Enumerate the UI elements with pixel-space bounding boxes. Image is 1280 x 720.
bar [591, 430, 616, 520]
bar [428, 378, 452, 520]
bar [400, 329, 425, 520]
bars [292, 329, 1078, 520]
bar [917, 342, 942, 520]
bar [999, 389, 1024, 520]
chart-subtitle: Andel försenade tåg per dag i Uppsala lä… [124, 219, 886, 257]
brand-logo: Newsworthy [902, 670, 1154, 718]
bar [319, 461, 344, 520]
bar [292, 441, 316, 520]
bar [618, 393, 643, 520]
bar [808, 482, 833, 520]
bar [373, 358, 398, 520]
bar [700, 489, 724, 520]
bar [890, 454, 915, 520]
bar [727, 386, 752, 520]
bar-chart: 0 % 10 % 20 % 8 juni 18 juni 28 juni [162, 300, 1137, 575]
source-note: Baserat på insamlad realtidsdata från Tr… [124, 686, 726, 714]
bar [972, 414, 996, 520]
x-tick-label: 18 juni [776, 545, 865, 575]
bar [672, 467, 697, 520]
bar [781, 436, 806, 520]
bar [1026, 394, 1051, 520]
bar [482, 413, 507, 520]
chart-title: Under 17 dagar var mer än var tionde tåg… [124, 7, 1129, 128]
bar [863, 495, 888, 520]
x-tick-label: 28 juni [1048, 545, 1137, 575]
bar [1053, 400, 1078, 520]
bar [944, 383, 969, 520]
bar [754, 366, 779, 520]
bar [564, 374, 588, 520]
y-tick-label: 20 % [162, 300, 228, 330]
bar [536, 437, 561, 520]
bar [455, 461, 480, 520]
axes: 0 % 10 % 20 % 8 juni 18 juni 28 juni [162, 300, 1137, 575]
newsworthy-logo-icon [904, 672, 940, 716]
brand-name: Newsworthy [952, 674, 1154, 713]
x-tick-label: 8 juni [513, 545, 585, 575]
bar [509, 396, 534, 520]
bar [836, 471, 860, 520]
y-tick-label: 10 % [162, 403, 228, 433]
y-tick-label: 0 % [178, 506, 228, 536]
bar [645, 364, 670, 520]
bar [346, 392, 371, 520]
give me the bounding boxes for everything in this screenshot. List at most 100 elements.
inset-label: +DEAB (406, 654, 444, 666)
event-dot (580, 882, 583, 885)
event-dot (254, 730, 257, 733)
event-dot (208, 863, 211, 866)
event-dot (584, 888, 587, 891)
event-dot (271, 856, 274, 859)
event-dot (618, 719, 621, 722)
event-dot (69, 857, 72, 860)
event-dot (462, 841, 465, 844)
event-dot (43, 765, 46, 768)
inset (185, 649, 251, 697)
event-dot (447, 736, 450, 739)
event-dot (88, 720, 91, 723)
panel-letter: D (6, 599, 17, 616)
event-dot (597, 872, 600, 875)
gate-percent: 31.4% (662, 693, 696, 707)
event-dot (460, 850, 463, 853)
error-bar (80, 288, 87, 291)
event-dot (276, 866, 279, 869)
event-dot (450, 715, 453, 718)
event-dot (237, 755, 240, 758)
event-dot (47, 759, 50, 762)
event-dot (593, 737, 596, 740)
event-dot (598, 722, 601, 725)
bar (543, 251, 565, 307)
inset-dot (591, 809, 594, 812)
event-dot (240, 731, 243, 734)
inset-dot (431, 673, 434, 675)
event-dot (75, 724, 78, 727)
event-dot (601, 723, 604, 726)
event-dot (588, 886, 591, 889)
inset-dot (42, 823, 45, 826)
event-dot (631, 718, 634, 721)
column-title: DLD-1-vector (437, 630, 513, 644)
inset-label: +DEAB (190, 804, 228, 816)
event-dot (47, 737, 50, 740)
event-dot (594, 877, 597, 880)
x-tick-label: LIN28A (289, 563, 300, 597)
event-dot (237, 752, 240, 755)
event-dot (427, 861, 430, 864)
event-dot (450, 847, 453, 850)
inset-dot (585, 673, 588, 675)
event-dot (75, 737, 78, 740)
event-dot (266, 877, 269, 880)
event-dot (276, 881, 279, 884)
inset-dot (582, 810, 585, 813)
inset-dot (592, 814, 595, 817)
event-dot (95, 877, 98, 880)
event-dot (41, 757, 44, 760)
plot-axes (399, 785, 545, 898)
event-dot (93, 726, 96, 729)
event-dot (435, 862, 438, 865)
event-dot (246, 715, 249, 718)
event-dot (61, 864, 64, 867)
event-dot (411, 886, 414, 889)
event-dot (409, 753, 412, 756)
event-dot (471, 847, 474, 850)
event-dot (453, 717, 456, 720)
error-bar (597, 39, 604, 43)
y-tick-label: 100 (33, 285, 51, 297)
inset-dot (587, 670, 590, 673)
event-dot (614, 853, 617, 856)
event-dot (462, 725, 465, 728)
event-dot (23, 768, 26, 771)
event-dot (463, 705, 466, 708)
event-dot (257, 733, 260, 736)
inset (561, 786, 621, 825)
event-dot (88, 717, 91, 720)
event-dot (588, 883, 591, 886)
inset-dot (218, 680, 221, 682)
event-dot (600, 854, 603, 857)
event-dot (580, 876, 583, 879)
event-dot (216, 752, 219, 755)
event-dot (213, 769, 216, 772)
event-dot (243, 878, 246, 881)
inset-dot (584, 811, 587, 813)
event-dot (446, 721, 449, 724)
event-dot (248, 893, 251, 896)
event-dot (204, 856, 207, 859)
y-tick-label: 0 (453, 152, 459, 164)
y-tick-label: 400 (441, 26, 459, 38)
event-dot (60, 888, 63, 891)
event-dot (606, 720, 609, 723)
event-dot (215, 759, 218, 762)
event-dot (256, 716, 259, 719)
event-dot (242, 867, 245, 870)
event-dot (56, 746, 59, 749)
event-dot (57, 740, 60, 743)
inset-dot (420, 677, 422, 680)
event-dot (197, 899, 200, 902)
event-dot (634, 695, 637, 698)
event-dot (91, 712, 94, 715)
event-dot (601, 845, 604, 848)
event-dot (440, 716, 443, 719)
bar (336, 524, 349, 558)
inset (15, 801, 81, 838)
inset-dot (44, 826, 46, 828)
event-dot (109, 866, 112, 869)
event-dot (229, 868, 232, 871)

■ INSTRUCTION:
Swap every "event-dot" in the rows above for "event-point", and write the rows out again with nothing else changed.

■ SOLUTION BELOW:
Enumerate the UI elements with pixel-space bounding boxes. Image is 1280 x 720.
bar [591, 430, 616, 520]
bar [428, 378, 452, 520]
bar [400, 329, 425, 520]
bars [292, 329, 1078, 520]
bar [917, 342, 942, 520]
bar [999, 389, 1024, 520]
chart-subtitle: Andel försenade tåg per dag i Uppsala lä… [124, 219, 886, 257]
brand-logo: Newsworthy [902, 670, 1154, 718]
bar [319, 461, 344, 520]
bar [292, 441, 316, 520]
bar [618, 393, 643, 520]
bar [808, 482, 833, 520]
bar [373, 358, 398, 520]
bar [700, 489, 724, 520]
bar [890, 454, 915, 520]
bar [727, 386, 752, 520]
bar-chart: 0 % 10 % 20 % 8 juni 18 juni 28 juni [162, 300, 1137, 575]
source-note: Baserat på insamlad realtidsdata från Tr… [124, 686, 726, 714]
bar [972, 414, 996, 520]
x-tick-label: 18 juni [776, 545, 865, 575]
bar [672, 467, 697, 520]
bar [781, 436, 806, 520]
bar [1026, 394, 1051, 520]
bar [482, 413, 507, 520]
chart-title: Under 17 dagar var mer än var tionde tåg… [124, 7, 1129, 128]
bar [863, 495, 888, 520]
x-tick-label: 28 juni [1048, 545, 1137, 575]
bar [1053, 400, 1078, 520]
bar [944, 383, 969, 520]
bar [754, 366, 779, 520]
bar [564, 374, 588, 520]
y-tick-label: 20 % [162, 300, 228, 330]
bar [536, 437, 561, 520]
bar [455, 461, 480, 520]
axes: 0 % 10 % 20 % 8 juni 18 juni 28 juni [162, 300, 1137, 575]
newsworthy-logo-icon [904, 672, 940, 716]
brand-name: Newsworthy [952, 674, 1154, 713]
x-tick-label: 8 juni [513, 545, 585, 575]
bar [509, 396, 534, 520]
bar [836, 471, 860, 520]
y-tick-label: 10 % [162, 403, 228, 433]
y-tick-label: 0 % [178, 506, 228, 536]
bar [645, 364, 670, 520]
bar [346, 392, 371, 520]
give me the bounding boxes for everything in this screenshot. List at most 100 elements.
inset-label: +DEAB (406, 654, 444, 666)
event-point (580, 882, 583, 885)
event-point (254, 730, 257, 733)
event-point (208, 863, 211, 866)
event-point (584, 888, 587, 891)
event-point (271, 856, 274, 859)
event-point (618, 719, 621, 722)
event-point (69, 857, 72, 860)
event-point (462, 841, 465, 844)
event-point (43, 765, 46, 768)
inset (185, 649, 251, 697)
event-point (447, 736, 450, 739)
event-point (88, 720, 91, 723)
panel-letter: D (6, 599, 17, 616)
event-point (597, 872, 600, 875)
gate-percent: 31.4% (662, 693, 696, 707)
event-point (460, 850, 463, 853)
error-bar (80, 288, 87, 291)
event-point (276, 866, 279, 869)
event-point (450, 715, 453, 718)
event-point (237, 755, 240, 758)
event-point (47, 759, 50, 762)
event-point (593, 737, 596, 740)
event-point (598, 722, 601, 725)
bar (543, 251, 565, 307)
inset-dot (591, 809, 594, 812)
event-point (240, 731, 243, 734)
inset-dot (431, 673, 434, 675)
event-point (75, 724, 78, 727)
event-point (601, 723, 604, 726)
event-point (588, 886, 591, 889)
inset-dot (42, 823, 45, 826)
event-point (631, 718, 634, 721)
column-title: DLD-1-vector (437, 630, 513, 644)
inset-label: +DEAB (190, 804, 228, 816)
event-point (47, 737, 50, 740)
event-point (594, 877, 597, 880)
x-tick-label: LIN28A (289, 563, 300, 597)
event-point (237, 752, 240, 755)
event-point (427, 861, 430, 864)
event-point (450, 847, 453, 850)
inset-dot (585, 673, 588, 675)
event-point (75, 737, 78, 740)
event-point (266, 877, 269, 880)
event-point (276, 881, 279, 884)
inset-dot (582, 810, 585, 813)
inset-dot (592, 814, 595, 817)
event-point (95, 877, 98, 880)
event-point (41, 757, 44, 760)
plot-axes (399, 785, 545, 898)
event-point (93, 726, 96, 729)
event-point (435, 862, 438, 865)
event-point (246, 715, 249, 718)
event-point (61, 864, 64, 867)
event-point (411, 886, 414, 889)
event-point (409, 753, 412, 756)
event-point (471, 847, 474, 850)
event-point (453, 717, 456, 720)
error-bar (597, 39, 604, 43)
y-tick-label: 100 (33, 285, 51, 297)
inset-dot (587, 670, 590, 673)
event-point (614, 853, 617, 856)
event-point (462, 725, 465, 728)
event-point (23, 768, 26, 771)
event-point (463, 705, 466, 708)
event-point (257, 733, 260, 736)
inset (561, 786, 621, 825)
event-point (88, 717, 91, 720)
event-point (588, 883, 591, 886)
inset-dot (218, 680, 221, 682)
event-point (600, 854, 603, 857)
event-point (580, 876, 583, 879)
event-point (216, 752, 219, 755)
event-point (213, 769, 216, 772)
event-point (243, 878, 246, 881)
inset-dot (584, 811, 587, 813)
event-point (446, 721, 449, 724)
event-point (248, 893, 251, 896)
event-point (204, 856, 207, 859)
y-tick-label: 0 (453, 152, 459, 164)
y-tick-label: 400 (441, 26, 459, 38)
event-point (60, 888, 63, 891)
event-point (606, 720, 609, 723)
event-point (215, 759, 218, 762)
event-point (256, 716, 259, 719)
event-point (242, 867, 245, 870)
event-point (56, 746, 59, 749)
event-point (57, 740, 60, 743)
inset-dot (420, 677, 422, 680)
event-point (197, 899, 200, 902)
event-point (634, 695, 637, 698)
event-point (91, 712, 94, 715)
event-point (601, 845, 604, 848)
event-point (440, 716, 443, 719)
bar (336, 524, 349, 558)
inset (15, 801, 81, 838)
inset-dot (44, 826, 46, 828)
event-point (109, 866, 112, 869)
event-point (229, 868, 232, 871)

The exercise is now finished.